DOCUMENT SECTION →
>> START

At about 2,460 m in the heavenly valley, the temple of Bijli Mahadev has seen ages go by. The shrine lies 22 km from Kullu, and be reached through a 3 km-long trek, which offers views of the valley endowed with poetic beauty.
Every year, either the Shiva lingam or the presiding deity’s sacred wooden staff gets mysteriously hit by lightning bolts. Naturally, the lingam breaks up into pieces as a result, but the priest customarily puts it all together by using cereal and pulse flour.
The reason why lightning strikes the lingam or the staff is sheer divine grace–the deity wants to save the inhabitants of the region from any impending evil. While, others believe that the lightning itself is a divine blessing carrying special powers.

A legend surrounding this temple states that a demon, named Kulanta, used to live in the Kullu valley. He took the form of an enormous snake and reached Mathan village of Lahaul-Spiti. Driven by evil intentions, Kulanta wanted to flood the whole village.

>> END

COLLECTED MATERIAL →
>> START

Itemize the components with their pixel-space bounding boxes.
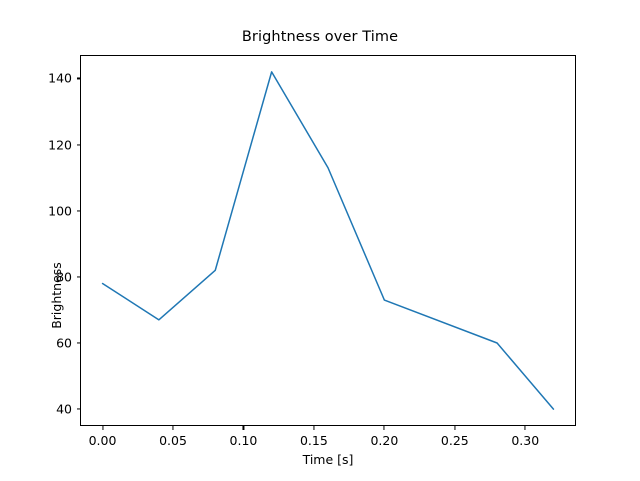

>> END

REQUEST → Carry on the passage about the Bijli Mahadev temple from its final sentence, picking up the legend of the demon Kulanta.

TASK RESULT →
The demon snake stationed himself in a way that he obstructed the flow of the Beas river. Lord Shiva took note this, and immediately set out to deal with him. After engaging in a fierce battle with Kulanta, Shiva slayed the demon.
that is why the valley came to be known as Kullu after Kulanta’s death.

Another legend has it that this site is related to the puranic incident that involved Lord Shiva killing the invincible demon Jalandhar.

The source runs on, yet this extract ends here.